Records provided:
-- start --

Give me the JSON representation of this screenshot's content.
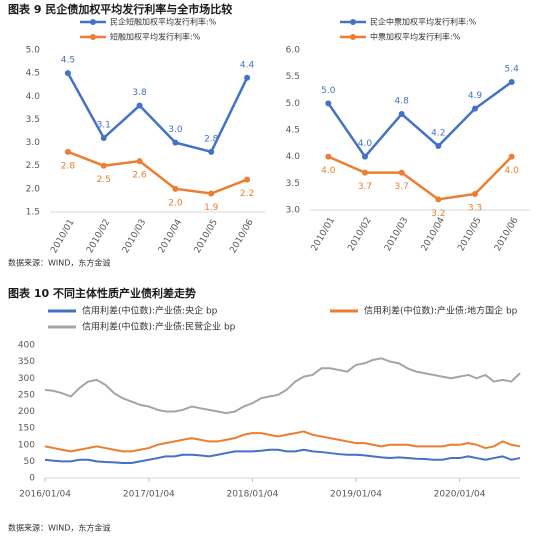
{
  "chart_data": [
    {
      "type": "line",
      "title": "图表 9   民企债加权平均发行利率与全市场比较",
      "source": "数据来源：WIND，东方金诚",
      "categories": [
        "2010/01",
        "2010/02",
        "2010/03",
        "2010/04",
        "2010/05",
        "2010/06"
      ],
      "series": [
        {
          "name": "民企短融加权平均发行利率:%",
          "color": "#4472c4",
          "values": [
            4.5,
            3.1,
            3.8,
            3.0,
            2.8,
            4.4
          ],
          "value_labels": [
            "4.5",
            "3.1",
            "3.8",
            "3.0",
            "2.8",
            "4.4"
          ]
        },
        {
          "name": "短融加权平均发行利率:%",
          "color": "#ed7d31",
          "values": [
            2.8,
            2.5,
            2.6,
            2.0,
            1.9,
            2.2
          ],
          "value_labels": [
            "2.8",
            "2.5",
            "2.6",
            "2.0",
            "1.9",
            "2.2"
          ]
        }
      ],
      "ylim": [
        1.5,
        5.0
      ],
      "yticks": [
        1.5,
        {
          "value": 2,
          "label": "2.0"
        },
        2.5,
        {
          "value": 3,
          "label": "3.0"
        },
        3.5,
        {
          "value": 4,
          "label": "4.0"
        },
        4.5,
        {
          "value": 5,
          "label": "5.0"
        }
      ]
    },
    {
      "type": "line",
      "categories": [
        "2010/01",
        "2010/02",
        "2010/03",
        "2010/04",
        "2010/05",
        "2010/06"
      ],
      "series": [
        {
          "name": "民企中票加权平均发行利率:%",
          "color": "#4472c4",
          "values": [
            5.0,
            4.0,
            4.8,
            4.2,
            4.9,
            5.4
          ],
          "value_labels": [
            "5.0",
            "4.0",
            "4.8",
            "4.2",
            "4.9",
            "5.4"
          ]
        },
        {
          "name": "中票加权平均发行利率:%",
          "color": "#ed7d31",
          "values": [
            4.0,
            3.7,
            3.7,
            3.2,
            3.3,
            4.0
          ],
          "value_labels": [
            "4.0",
            "3.7",
            "3.7",
            "3.2",
            "3.3",
            "4.0"
          ]
        }
      ],
      "ylim": [
        3.0,
        6.0
      ],
      "yticks": [
        {
          "value": 3,
          "label": "3.0"
        },
        3.5,
        {
          "value": 4,
          "label": "4.0"
        },
        4.5,
        {
          "value": 5,
          "label": "5.0"
        },
        5.5,
        {
          "value": 6,
          "label": "6.0"
        }
      ]
    },
    {
      "type": "timeseries",
      "title": "图表 10   不同主体性质产业债利差走势",
      "source": "数据来源：WIND，东方金诚",
      "x": [
        "2016/01/04",
        "2016/02/04",
        "2016/03/04",
        "2016/04/04",
        "2016/05/04",
        "2016/06/04",
        "2016/07/04",
        "2016/08/04",
        "2016/09/04",
        "2016/10/04",
        "2016/11/04",
        "2016/12/04",
        "2017/01/04",
        "2017/02/04",
        "2017/03/04",
        "2017/04/04",
        "2017/05/04",
        "2017/06/04",
        "2017/07/04",
        "2017/08/04",
        "2017/09/04",
        "2017/10/04",
        "2017/11/04",
        "2017/12/04",
        "2018/01/04",
        "2018/02/04",
        "2018/03/04",
        "2018/04/04",
        "2018/05/04",
        "2018/06/04",
        "2018/07/04",
        "2018/08/04",
        "2018/09/04",
        "2018/10/04",
        "2018/11/04",
        "2018/12/04",
        "2019/01/04",
        "2019/02/04",
        "2019/03/04",
        "2019/04/04",
        "2019/05/04",
        "2019/06/04",
        "2019/07/04",
        "2019/08/04",
        "2019/09/04",
        "2019/10/04",
        "2019/11/04",
        "2019/12/04",
        "2020/01/04",
        "2020/02/04",
        "2020/03/04",
        "2020/04/04",
        "2020/05/04",
        "2020/06/04",
        "2020/07/04",
        "2020/08/04"
      ],
      "series": [
        {
          "name": "信用利差(中位数):产业债:央企 bp",
          "color": "#4472c4",
          "values": [
            55,
            52,
            50,
            50,
            55,
            55,
            50,
            48,
            47,
            45,
            45,
            50,
            55,
            60,
            65,
            65,
            70,
            70,
            68,
            65,
            70,
            75,
            80,
            80,
            80,
            82,
            85,
            85,
            80,
            80,
            85,
            80,
            78,
            75,
            72,
            70,
            70,
            68,
            65,
            62,
            60,
            62,
            60,
            58,
            57,
            55,
            55,
            60,
            60,
            65,
            60,
            55,
            60,
            65,
            55,
            60
          ]
        },
        {
          "name": "信用利差(中位数):产业债:地方国企 bp",
          "color": "#ed7d31",
          "values": [
            95,
            90,
            85,
            80,
            85,
            90,
            95,
            90,
            85,
            80,
            80,
            85,
            90,
            100,
            105,
            110,
            115,
            120,
            115,
            110,
            110,
            115,
            120,
            130,
            135,
            135,
            130,
            125,
            130,
            135,
            140,
            130,
            125,
            120,
            115,
            110,
            105,
            105,
            100,
            95,
            100,
            100,
            100,
            95,
            95,
            95,
            95,
            100,
            100,
            105,
            100,
            90,
            95,
            110,
            100,
            95
          ]
        },
        {
          "name": "信用利差(中位数):产业债:民营企业 bp",
          "color": "#a5a5a5",
          "values": [
            265,
            262,
            255,
            245,
            270,
            290,
            295,
            280,
            255,
            240,
            230,
            220,
            215,
            205,
            200,
            200,
            205,
            215,
            210,
            205,
            200,
            195,
            200,
            215,
            225,
            240,
            245,
            250,
            265,
            290,
            305,
            310,
            330,
            330,
            325,
            320,
            340,
            345,
            355,
            360,
            350,
            345,
            330,
            320,
            315,
            310,
            305,
            300,
            305,
            310,
            300,
            310,
            290,
            295,
            290,
            315
          ]
        }
      ],
      "xlim": [
        "2016/01/04",
        "2020/08/04"
      ],
      "xticks": [
        "2016/01/04",
        "2017/01/04",
        "2018/01/04",
        "2019/01/04",
        "2020/01/04"
      ],
      "ylim": [
        0,
        400
      ],
      "yticks": [
        0,
        50,
        100,
        150,
        200,
        250,
        300,
        350,
        400
      ]
    }
  ]
}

-- end --

Do this: The pictures in the entries should be left out; output everything else exactly.

Solved problem:
Give me the JSON representation of this screenshot's content.
{
  "chart_data": [
    {
      "type": "line",
      "title": "图表 9   民企债加权平均发行利率与全市场比较",
      "source": "数据来源：WIND，东方金诚",
      "categories": [
        "2010/01",
        "2010/02",
        "2010/03",
        "2010/04",
        "2010/05",
        "2010/06"
      ],
      "series": [
        {
          "name": "民企短融加权平均发行利率:%",
          "color": "#4472c4",
          "values": [
            4.5,
            3.1,
            3.8,
            3.0,
            2.8,
            4.4
          ],
          "value_labels": [
            "4.5",
            "3.1",
            "3.8",
            "3.0",
            "2.8",
            "4.4"
          ]
        },
        {
          "name": "短融加权平均发行利率:%",
          "color": "#ed7d31",
          "values": [
            2.8,
            2.5,
            2.6,
            2.0,
            1.9,
            2.2
          ],
          "value_labels": [
            "2.8",
            "2.5",
            "2.6",
            "2.0",
            "1.9",
            "2.2"
          ]
        }
      ],
      "ylim": [
        1.5,
        5.0
      ],
      "yticks": [
        1.5,
        {
          "value": 2,
          "label": "2.0"
        },
        2.5,
        {
          "value": 3,
          "label": "3.0"
        },
        3.5,
        {
          "value": 4,
          "label": "4.0"
        },
        4.5,
        {
          "value": 5,
          "label": "5.0"
        }
      ]
    },
    {
      "type": "line",
      "categories": [
        "2010/01",
        "2010/02",
        "2010/03",
        "2010/04",
        "2010/05",
        "2010/06"
      ],
      "series": [
        {
          "name": "民企中票加权平均发行利率:%",
          "color": "#4472c4",
          "values": [
            5.0,
            4.0,
            4.8,
            4.2,
            4.9,
            5.4
          ],
          "value_labels": [
            "5.0",
            "4.0",
            "4.8",
            "4.2",
            "4.9",
            "5.4"
          ]
        },
        {
          "name": "中票加权平均发行利率:%",
          "color": "#ed7d31",
          "values": [
            4.0,
            3.7,
            3.7,
            3.2,
            3.3,
            4.0
          ],
          "value_labels": [
            "4.0",
            "3.7",
            "3.7",
            "3.2",
            "3.3",
            "4.0"
          ]
        }
      ],
      "ylim": [
        3.0,
        6.0
      ],
      "yticks": [
        {
          "value": 3,
          "label": "3.0"
        },
        3.5,
        {
          "value": 4,
          "label": "4.0"
        },
        4.5,
        {
          "value": 5,
          "label": "5.0"
        },
        5.5,
        {
          "value": 6,
          "label": "6.0"
        }
      ]
    },
    {
      "type": "timeseries",
      "title": "图表 10   不同主体性质产业债利差走势",
      "source": "数据来源：WIND，东方金诚",
      "x": [
        "2016/01/04",
        "2016/02/04",
        "2016/03/04",
        "2016/04/04",
        "2016/05/04",
        "2016/06/04",
        "2016/07/04",
        "2016/08/04",
        "2016/09/04",
        "2016/10/04",
        "2016/11/04",
        "2016/12/04",
        "2017/01/04",
        "2017/02/04",
        "2017/03/04",
        "2017/04/04",
        "2017/05/04",
        "2017/06/04",
        "2017/07/04",
        "2017/08/04",
        "2017/09/04",
        "2017/10/04",
        "2017/11/04",
        "2017/12/04",
        "2018/01/04",
        "2018/02/04",
        "2018/03/04",
        "2018/04/04",
        "2018/05/04",
        "2018/06/04",
        "2018/07/04",
        "2018/08/04",
        "2018/09/04",
        "2018/10/04",
        "2018/11/04",
        "2018/12/04",
        "2019/01/04",
        "2019/02/04",
        "2019/03/04",
        "2019/04/04",
        "2019/05/04",
        "2019/06/04",
        "2019/07/04",
        "2019/08/04",
        "2019/09/04",
        "2019/10/04",
        "2019/11/04",
        "2019/12/04",
        "2020/01/04",
        "2020/02/04",
        "2020/03/04",
        "2020/04/04",
        "2020/05/04",
        "2020/06/04",
        "2020/07/04",
        "2020/08/04"
      ],
      "series": [
        {
          "name": "信用利差(中位数):产业债:央企 bp",
          "color": "#4472c4",
          "values": [
            55,
            52,
            50,
            50,
            55,
            55,
            50,
            48,
            47,
            45,
            45,
            50,
            55,
            60,
            65,
            65,
            70,
            70,
            68,
            65,
            70,
            75,
            80,
            80,
            80,
            82,
            85,
            85,
            80,
            80,
            85,
            80,
            78,
            75,
            72,
            70,
            70,
            68,
            65,
            62,
            60,
            62,
            60,
            58,
            57,
            55,
            55,
            60,
            60,
            65,
            60,
            55,
            60,
            65,
            55,
            60
          ]
        },
        {
          "name": "信用利差(中位数):产业债:地方国企 bp",
          "color": "#ed7d31",
          "values": [
            95,
            90,
            85,
            80,
            85,
            90,
            95,
            90,
            85,
            80,
            80,
            85,
            90,
            100,
            105,
            110,
            115,
            120,
            115,
            110,
            110,
            115,
            120,
            130,
            135,
            135,
            130,
            125,
            130,
            135,
            140,
            130,
            125,
            120,
            115,
            110,
            105,
            105,
            100,
            95,
            100,
            100,
            100,
            95,
            95,
            95,
            95,
            100,
            100,
            105,
            100,
            90,
            95,
            110,
            100,
            95
          ]
        },
        {
          "name": "信用利差(中位数):产业债:民营企业 bp",
          "color": "#a5a5a5",
          "values": [
            265,
            262,
            255,
            245,
            270,
            290,
            295,
            280,
            255,
            240,
            230,
            220,
            215,
            205,
            200,
            200,
            205,
            215,
            210,
            205,
            200,
            195,
            200,
            215,
            225,
            240,
            245,
            250,
            265,
            290,
            305,
            310,
            330,
            330,
            325,
            320,
            340,
            345,
            355,
            360,
            350,
            345,
            330,
            320,
            315,
            310,
            305,
            300,
            305,
            310,
            300,
            310,
            290,
            295,
            290,
            315
          ]
        }
      ],
      "xlim": [
        "2016/01/04",
        "2020/08/04"
      ],
      "xticks": [
        "2016/01/04",
        "2017/01/04",
        "2018/01/04",
        "2019/01/04",
        "2020/01/04"
      ],
      "ylim": [
        0,
        400
      ],
      "yticks": [
        0,
        50,
        100,
        150,
        200,
        250,
        300,
        350,
        400
      ]
    }
  ]
}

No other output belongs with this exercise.